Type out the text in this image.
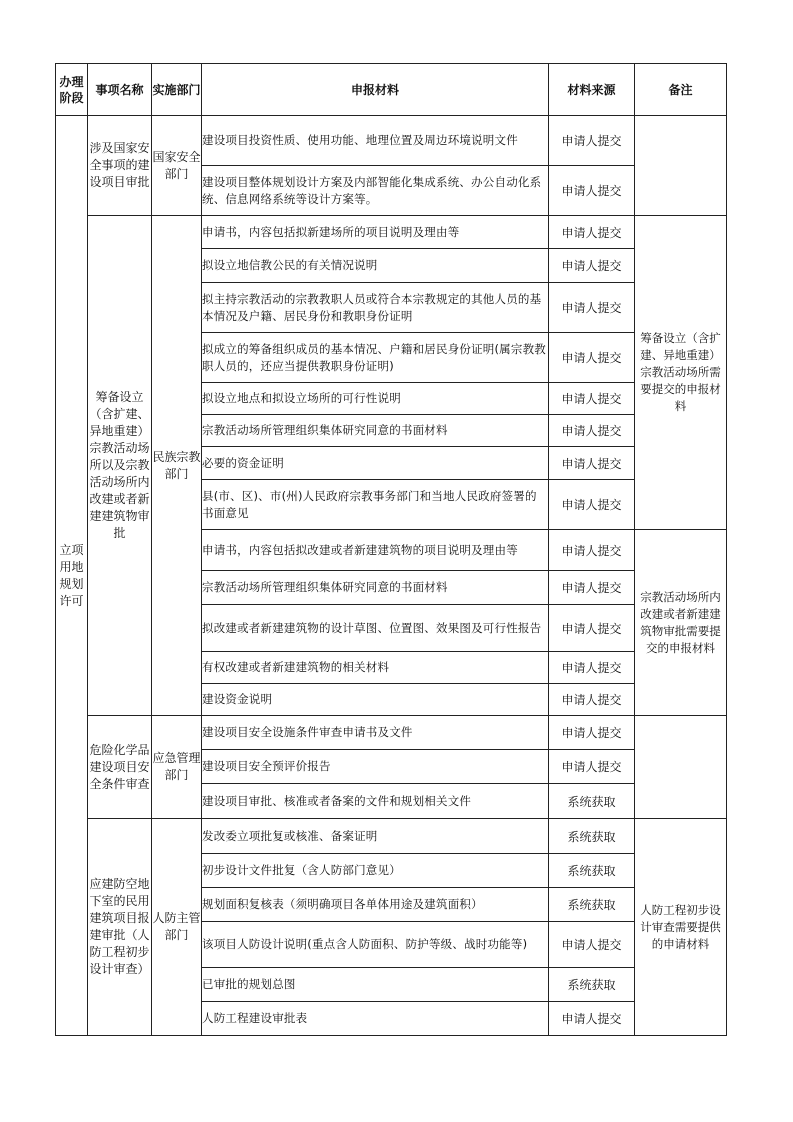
办理阶段	事项名称	实施部门	申报材料	材料来源	备注
立项用地规划许可	涉及国家安全事项的建设项目审批	国家安全部门	建设项目投资性质、使用功能、地理位置及周边环境说明文件	申请人提交	
			建设项目整体规划设计方案及内部智能化集成系统、办公自动化系统、信息网络系统等设计方案等。	申请人提交	
	筹备设立（含扩建、异地重建）宗教活动场所以及宗教活动场所内改建或者新建建筑物审批	民族宗教部门	申请书，内容包括拟新建场所的项目说明及理由等	申请人提交	筹备设立（含扩建、异地重建）宗教活动场所需要提交的申报材料
			拟设立地信教公民的有关情况说明	申请人提交	
			拟主持宗教活动的宗教教职人员或符合本宗教规定的其他人员的基本情况及户籍、居民身份和教职身份证明	申请人提交	
			拟成立的筹备组织成员的基本情况、户籍和居民身份证明(属宗教教职人员的，还应当提供教职身份证明)	申请人提交	
			拟设立地点和拟设立场所的可行性说明	申请人提交	
			宗教活动场所管理组织集体研究同意的书面材料	申请人提交	
			必要的资金证明	申请人提交	
			县(市、区)、市(州)人民政府宗教事务部门和当地人民政府签署的书面意见	申请人提交	
			申请书，内容包括拟改建或者新建建筑物的项目说明及理由等	申请人提交	宗教活动场所内改建或者新建建筑物审批需要提交的申报材料
			宗教活动场所管理组织集体研究同意的书面材料	申请人提交	
			拟改建或者新建建筑物的设计草图、位置图、效果图及可行性报告	申请人提交	
			有权改建或者新建建筑物的相关材料	申请人提交	
			建设资金说明	申请人提交	
	危险化学品建设项目安全条件审查	应急管理部门	建设项目安全设施条件审查申请书及文件	申请人提交	
			建设项目安全预评价报告	申请人提交	
			建设项目审批、核准或者备案的文件和规划相关文件	系统获取	
	应建防空地下室的民用建筑项目报建审批（人防工程初步设计审查）	人防主管部门	发改委立项批复或核准、备案证明	系统获取	人防工程初步设计审查需要提供的申请材料
			初步设计文件批复（含人防部门意见）	系统获取	
			规划面积复核表（须明确项目各单体用途及建筑面积）	系统获取	
			该项目人防设计说明(重点含人防面积、防护等级、战时功能等)	申请人提交	
			已审批的规划总图	系统获取	
			人防工程建设审批表	申请人提交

----------

YOUR INSTRUCTIONS:
Copy the listing over exactly, skipping the pictures it holds.

EXERCISE RESPONSE:
Type out the text in this image.
办理阶段	事项名称	实施部门	申报材料	材料来源	备注
立项用地规划许可	涉及国家安全事项的建设项目审批	国家安全部门	建设项目投资性质、使用功能、地理位置及周边环境说明文件	申请人提交	
			建设项目整体规划设计方案及内部智能化集成系统、办公自动化系统、信息网络系统等设计方案等。	申请人提交	
	筹备设立（含扩建、异地重建）宗教活动场所以及宗教活动场所内改建或者新建建筑物审批	民族宗教部门	申请书，内容包括拟新建场所的项目说明及理由等	申请人提交	筹备设立（含扩建、异地重建）宗教活动场所需要提交的申报材料
			拟设立地信教公民的有关情况说明	申请人提交	
			拟主持宗教活动的宗教教职人员或符合本宗教规定的其他人员的基本情况及户籍、居民身份和教职身份证明	申请人提交	
			拟成立的筹备组织成员的基本情况、户籍和居民身份证明(属宗教教职人员的，还应当提供教职身份证明)	申请人提交	
			拟设立地点和拟设立场所的可行性说明	申请人提交	
			宗教活动场所管理组织集体研究同意的书面材料	申请人提交	
			必要的资金证明	申请人提交	
			县(市、区)、市(州)人民政府宗教事务部门和当地人民政府签署的书面意见	申请人提交	
			申请书，内容包括拟改建或者新建建筑物的项目说明及理由等	申请人提交	宗教活动场所内改建或者新建建筑物审批需要提交的申报材料
			宗教活动场所管理组织集体研究同意的书面材料	申请人提交	
			拟改建或者新建建筑物的设计草图、位置图、效果图及可行性报告	申请人提交	
			有权改建或者新建建筑物的相关材料	申请人提交	
			建设资金说明	申请人提交	
	危险化学品建设项目安全条件审查	应急管理部门	建设项目安全设施条件审查申请书及文件	申请人提交	
			建设项目安全预评价报告	申请人提交	
			建设项目审批、核准或者备案的文件和规划相关文件	系统获取	
	应建防空地下室的民用建筑项目报建审批（人防工程初步设计审查）	人防主管部门	发改委立项批复或核准、备案证明	系统获取	人防工程初步设计审查需要提供的申请材料
			初步设计文件批复（含人防部门意见）	系统获取	
			规划面积复核表（须明确项目各单体用途及建筑面积）	系统获取	
			该项目人防设计说明(重点含人防面积、防护等级、战时功能等)	申请人提交	
			已审批的规划总图	系统获取	
			人防工程建设审批表	申请人提交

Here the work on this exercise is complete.